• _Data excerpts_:
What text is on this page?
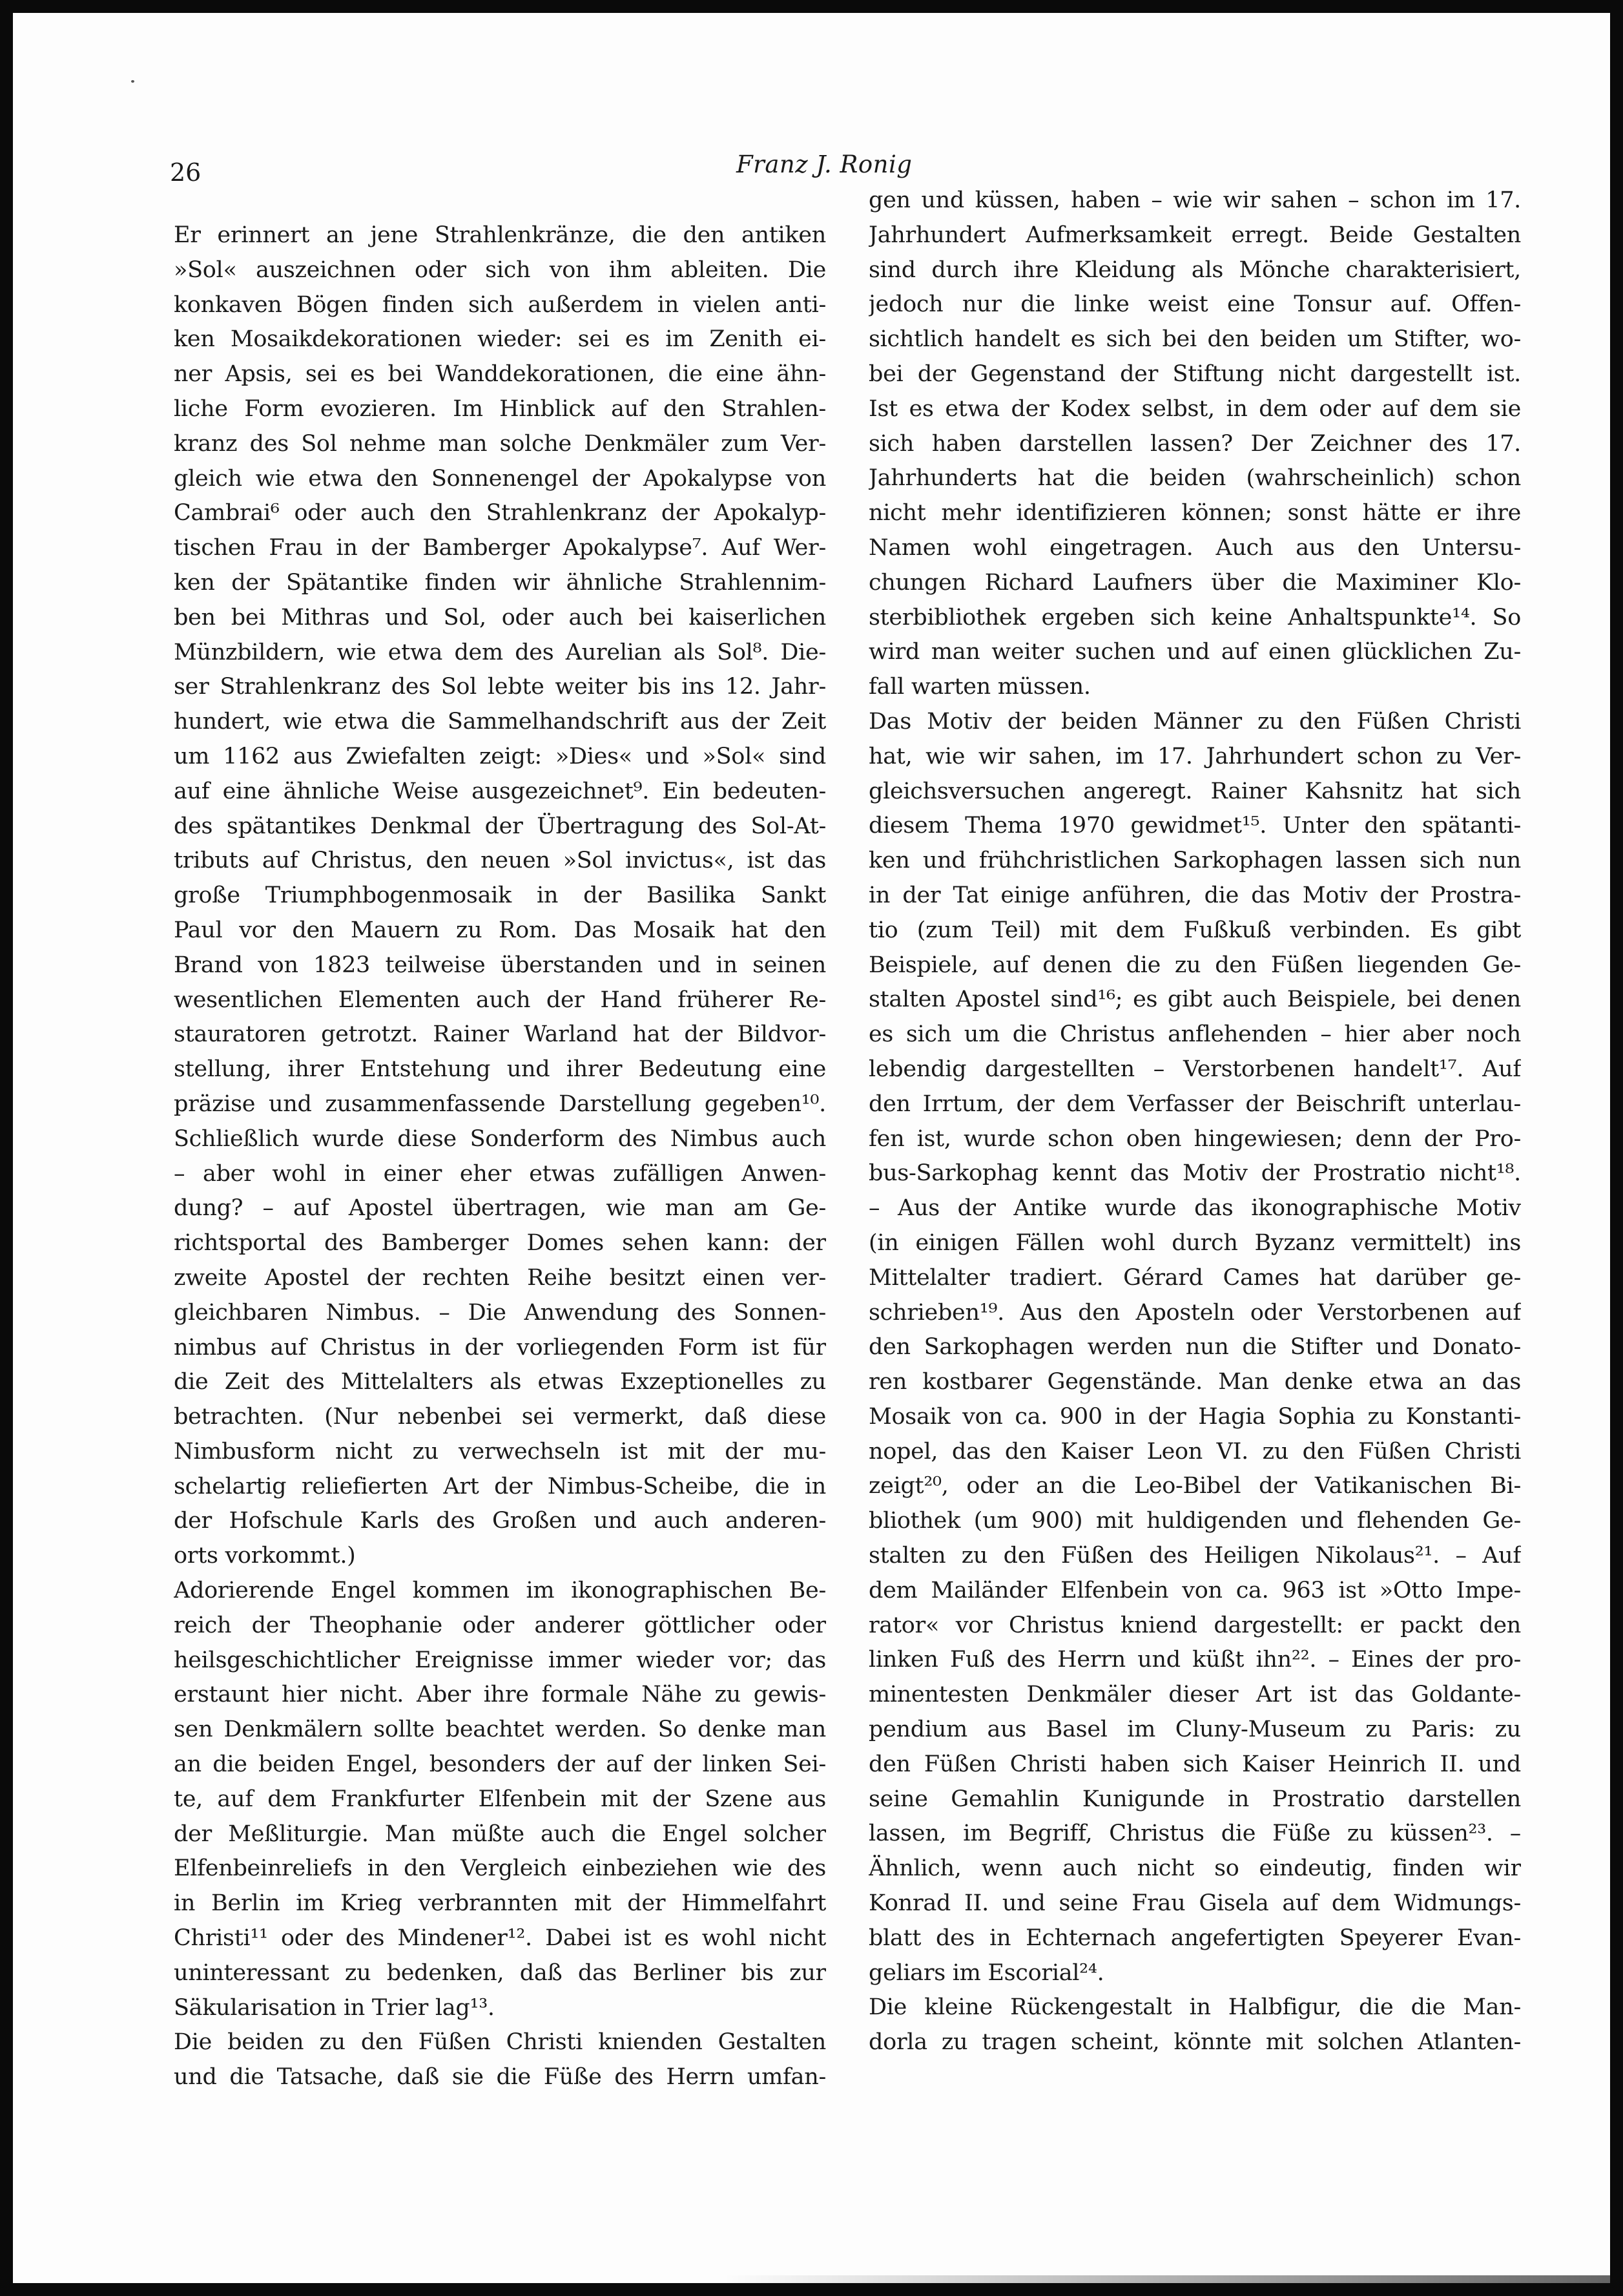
26	Franz J. Ronig
Er erinnert an jene Strahlenkränze, die den antiken
»Sol« auszeichnen oder sich von ihm ableiten. Die
konkaven Bögen finden sich außerdem in vielen anti-
ken Mosaikdekorationen wieder: sei es im Zenith ei-
ner Apsis, sei es bei Wanddekorationen, die eine ähn-
liche Form evozieren. Im Hinblick auf den Strahlen-
kranz des Sol nehme man solche Denkmäler zum Ver-
gleich wie etwa den Sonnenengel der Apokalypse von
Cambrai⁶ oder auch den Strahlenkranz der Apokalyp-
tischen Frau in der Bamberger Apokalypse⁷. Auf Wer-
ken der Spätantike finden wir ähnliche Strahlennim-
ben bei Mithras und Sol, oder auch bei kaiserlichen
Münzbildern, wie etwa dem des Aurelian als Sol⁸. Die-
ser Strahlenkranz des Sol lebte weiter bis ins 12. Jahr-
hundert, wie etwa die Sammelhandschrift aus der Zeit
um 1162 aus Zwiefalten zeigt: »Dies« und »Sol« sind
auf eine ähnliche Weise ausgezeichnet⁹. Ein bedeuten-
des spätantikes Denkmal der Übertragung des Sol-At-
tributs auf Christus, den neuen »Sol invictus«, ist das
große Triumphbogenmosaik in der Basilika Sankt
Paul vor den Mauern zu Rom. Das Mosaik hat den
Brand von 1823 teilweise überstanden und in seinen
wesentlichen Elementen auch der Hand früherer Re-
stauratoren getrotzt. Rainer Warland hat der Bildvor-
stellung, ihrer Entstehung und ihrer Bedeutung eine
präzise und zusammenfassende Darstellung gegeben¹⁰.
Schließlich wurde diese Sonderform des Nimbus auch
– aber wohl in einer eher etwas zufälligen Anwen-
dung? – auf Apostel übertragen, wie man am Ge-
richtsportal des Bamberger Domes sehen kann: der
zweite Apostel der rechten Reihe besitzt einen ver-
gleichbaren Nimbus. – Die Anwendung des Sonnen-
nimbus auf Christus in der vorliegenden Form ist für
die Zeit des Mittelalters als etwas Exzeptionelles zu
betrachten. (Nur nebenbei sei vermerkt, daß diese
Nimbusform nicht zu verwechseln ist mit der mu-
schelartig reliefierten Art der Nimbus-Scheibe, die in
der Hofschule Karls des Großen und auch anderen-
orts vorkommt.)
Adorierende Engel kommen im ikonographischen Be-
reich der Theophanie oder anderer göttlicher oder
heilsgeschichtlicher Ereignisse immer wieder vor; das
erstaunt hier nicht. Aber ihre formale Nähe zu gewis-
sen Denkmälern sollte beachtet werden. So denke man
an die beiden Engel, besonders der auf der linken Sei-
te, auf dem Frankfurter Elfenbein mit der Szene aus
der Meßliturgie. Man müßte auch die Engel solcher
Elfenbeinreliefs in den Vergleich einbeziehen wie des
in Berlin im Krieg verbrannten mit der Himmelfahrt
Christi¹¹ oder des Mindener¹². Dabei ist es wohl nicht
uninteressant zu bedenken, daß das Berliner bis zur
Säkularisation in Trier lag¹³.
Die beiden zu den Füßen Christi knienden Gestalten
und die Tatsache, daß sie die Füße des Herrn umfan-
gen und küssen, haben – wie wir sahen – schon im 17.
Jahrhundert Aufmerksamkeit erregt. Beide Gestalten
sind durch ihre Kleidung als Mönche charakterisiert,
jedoch nur die linke weist eine Tonsur auf. Offen-
sichtlich handelt es sich bei den beiden um Stifter, wo-
bei der Gegenstand der Stiftung nicht dargestellt ist.
Ist es etwa der Kodex selbst, in dem oder auf dem sie
sich haben darstellen lassen? Der Zeichner des 17.
Jahrhunderts hat die beiden (wahrscheinlich) schon
nicht mehr identifizieren können; sonst hätte er ihre
Namen wohl eingetragen. Auch aus den Untersu-
chungen Richard Laufners über die Maximiner Klo-
sterbibliothek ergeben sich keine Anhaltspunkte¹⁴. So
wird man weiter suchen und auf einen glücklichen Zu-
fall warten müssen.
Das Motiv der beiden Männer zu den Füßen Christi
hat, wie wir sahen, im 17. Jahrhundert schon zu Ver-
gleichsversuchen angeregt. Rainer Kahsnitz hat sich
diesem Thema 1970 gewidmet¹⁵. Unter den spätanti-
ken und frühchristlichen Sarkophagen lassen sich nun
in der Tat einige anführen, die das Motiv der Prostra-
tio (zum Teil) mit dem Fußkuß verbinden. Es gibt
Beispiele, auf denen die zu den Füßen liegenden Ge-
stalten Apostel sind¹⁶; es gibt auch Beispiele, bei denen
es sich um die Christus anflehenden – hier aber noch
lebendig dargestellten – Verstorbenen handelt¹⁷. Auf
den Irrtum, der dem Verfasser der Beischrift unterlau-
fen ist, wurde schon oben hingewiesen; denn der Pro-
bus-Sarkophag kennt das Motiv der Prostratio nicht¹⁸.
– Aus der Antike wurde das ikonographische Motiv
(in einigen Fällen wohl durch Byzanz vermittelt) ins
Mittelalter tradiert. Gérard Cames hat darüber ge-
schrieben¹⁹. Aus den Aposteln oder Verstorbenen auf
den Sarkophagen werden nun die Stifter und Donato-
ren kostbarer Gegenstände. Man denke etwa an das
Mosaik von ca. 900 in der Hagia Sophia zu Konstanti-
nopel, das den Kaiser Leon VI. zu den Füßen Christi
zeigt²⁰, oder an die Leo-Bibel der Vatikanischen Bi-
bliothek (um 900) mit huldigenden und flehenden Ge-
stalten zu den Füßen des Heiligen Nikolaus²¹. – Auf
dem Mailänder Elfenbein von ca. 963 ist »Otto Impe-
rator« vor Christus kniend dargestellt: er packt den
linken Fuß des Herrn und küßt ihn²². – Eines der pro-
minentesten Denkmäler dieser Art ist das Goldante-
pendium aus Basel im Cluny-Museum zu Paris: zu
den Füßen Christi haben sich Kaiser Heinrich II. und
seine Gemahlin Kunigunde in Prostratio darstellen
lassen, im Begriff, Christus die Füße zu küssen²³. –
Ähnlich, wenn auch nicht so eindeutig, finden wir
Konrad II. und seine Frau Gisela auf dem Widmungs-
blatt des in Echternach angefertigten Speyerer Evan-
geliars im Escorial²⁴.
Die kleine Rückengestalt in Halbfigur, die die Man-
dorla zu tragen scheint, könnte mit solchen Atlanten-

• _Description of the task_: Without the pictures, repeat all the records word for word.

• _Result for this exercise_:
What text is on this page?
26	Franz J. Ronig
Er erinnert an jene Strahlenkränze, die den antiken
»Sol« auszeichnen oder sich von ihm ableiten. Die
konkaven Bögen finden sich außerdem in vielen anti-
ken Mosaikdekorationen wieder: sei es im Zenith ei-
ner Apsis, sei es bei Wanddekorationen, die eine ähn-
liche Form evozieren. Im Hinblick auf den Strahlen-
kranz des Sol nehme man solche Denkmäler zum Ver-
gleich wie etwa den Sonnenengel der Apokalypse von
Cambrai⁶ oder auch den Strahlenkranz der Apokalyp-
tischen Frau in der Bamberger Apokalypse⁷. Auf Wer-
ken der Spätantike finden wir ähnliche Strahlennim-
ben bei Mithras und Sol, oder auch bei kaiserlichen
Münzbildern, wie etwa dem des Aurelian als Sol⁸. Die-
ser Strahlenkranz des Sol lebte weiter bis ins 12. Jahr-
hundert, wie etwa die Sammelhandschrift aus der Zeit
um 1162 aus Zwiefalten zeigt: »Dies« und »Sol« sind
auf eine ähnliche Weise ausgezeichnet⁹. Ein bedeuten-
des spätantikes Denkmal der Übertragung des Sol-At-
tributs auf Christus, den neuen »Sol invictus«, ist das
große Triumphbogenmosaik in der Basilika Sankt
Paul vor den Mauern zu Rom. Das Mosaik hat den
Brand von 1823 teilweise überstanden und in seinen
wesentlichen Elementen auch der Hand früherer Re-
stauratoren getrotzt. Rainer Warland hat der Bildvor-
stellung, ihrer Entstehung und ihrer Bedeutung eine
präzise und zusammenfassende Darstellung gegeben¹⁰.
Schließlich wurde diese Sonderform des Nimbus auch
– aber wohl in einer eher etwas zufälligen Anwen-
dung? – auf Apostel übertragen, wie man am Ge-
richtsportal des Bamberger Domes sehen kann: der
zweite Apostel der rechten Reihe besitzt einen ver-
gleichbaren Nimbus. – Die Anwendung des Sonnen-
nimbus auf Christus in der vorliegenden Form ist für
die Zeit des Mittelalters als etwas Exzeptionelles zu
betrachten. (Nur nebenbei sei vermerkt, daß diese
Nimbusform nicht zu verwechseln ist mit der mu-
schelartig reliefierten Art der Nimbus-Scheibe, die in
der Hofschule Karls des Großen und auch anderen-
orts vorkommt.)
Adorierende Engel kommen im ikonographischen Be-
reich der Theophanie oder anderer göttlicher oder
heilsgeschichtlicher Ereignisse immer wieder vor; das
erstaunt hier nicht. Aber ihre formale Nähe zu gewis-
sen Denkmälern sollte beachtet werden. So denke man
an die beiden Engel, besonders der auf der linken Sei-
te, auf dem Frankfurter Elfenbein mit der Szene aus
der Meßliturgie. Man müßte auch die Engel solcher
Elfenbeinreliefs in den Vergleich einbeziehen wie des
in Berlin im Krieg verbrannten mit der Himmelfahrt
Christi¹¹ oder des Mindener¹². Dabei ist es wohl nicht
uninteressant zu bedenken, daß das Berliner bis zur
Säkularisation in Trier lag¹³.
Die beiden zu den Füßen Christi knienden Gestalten
und die Tatsache, daß sie die Füße des Herrn umfan-
gen und küssen, haben – wie wir sahen – schon im 17.
Jahrhundert Aufmerksamkeit erregt. Beide Gestalten
sind durch ihre Kleidung als Mönche charakterisiert,
jedoch nur die linke weist eine Tonsur auf. Offen-
sichtlich handelt es sich bei den beiden um Stifter, wo-
bei der Gegenstand der Stiftung nicht dargestellt ist.
Ist es etwa der Kodex selbst, in dem oder auf dem sie
sich haben darstellen lassen? Der Zeichner des 17.
Jahrhunderts hat die beiden (wahrscheinlich) schon
nicht mehr identifizieren können; sonst hätte er ihre
Namen wohl eingetragen. Auch aus den Untersu-
chungen Richard Laufners über die Maximiner Klo-
sterbibliothek ergeben sich keine Anhaltspunkte¹⁴. So
wird man weiter suchen und auf einen glücklichen Zu-
fall warten müssen.
Das Motiv der beiden Männer zu den Füßen Christi
hat, wie wir sahen, im 17. Jahrhundert schon zu Ver-
gleichsversuchen angeregt. Rainer Kahsnitz hat sich
diesem Thema 1970 gewidmet¹⁵. Unter den spätanti-
ken und frühchristlichen Sarkophagen lassen sich nun
in der Tat einige anführen, die das Motiv der Prostra-
tio (zum Teil) mit dem Fußkuß verbinden. Es gibt
Beispiele, auf denen die zu den Füßen liegenden Ge-
stalten Apostel sind¹⁶; es gibt auch Beispiele, bei denen
es sich um die Christus anflehenden – hier aber noch
lebendig dargestellten – Verstorbenen handelt¹⁷. Auf
den Irrtum, der dem Verfasser der Beischrift unterlau-
fen ist, wurde schon oben hingewiesen; denn der Pro-
bus-Sarkophag kennt das Motiv der Prostratio nicht¹⁸.
– Aus der Antike wurde das ikonographische Motiv
(in einigen Fällen wohl durch Byzanz vermittelt) ins
Mittelalter tradiert. Gérard Cames hat darüber ge-
schrieben¹⁹. Aus den Aposteln oder Verstorbenen auf
den Sarkophagen werden nun die Stifter und Donato-
ren kostbarer Gegenstände. Man denke etwa an das
Mosaik von ca. 900 in der Hagia Sophia zu Konstanti-
nopel, das den Kaiser Leon VI. zu den Füßen Christi
zeigt²⁰, oder an die Leo-Bibel der Vatikanischen Bi-
bliothek (um 900) mit huldigenden und flehenden Ge-
stalten zu den Füßen des Heiligen Nikolaus²¹. – Auf
dem Mailänder Elfenbein von ca. 963 ist »Otto Impe-
rator« vor Christus kniend dargestellt: er packt den
linken Fuß des Herrn und küßt ihn²². – Eines der pro-
minentesten Denkmäler dieser Art ist das Goldante-
pendium aus Basel im Cluny-Museum zu Paris: zu
den Füßen Christi haben sich Kaiser Heinrich II. und
seine Gemahlin Kunigunde in Prostratio darstellen
lassen, im Begriff, Christus die Füße zu küssen²³. –
Ähnlich, wenn auch nicht so eindeutig, finden wir
Konrad II. und seine Frau Gisela auf dem Widmungs-
blatt des in Echternach angefertigten Speyerer Evan-
geliars im Escorial²⁴.
Die kleine Rückengestalt in Halbfigur, die die Man-
dorla zu tragen scheint, könnte mit solchen Atlanten-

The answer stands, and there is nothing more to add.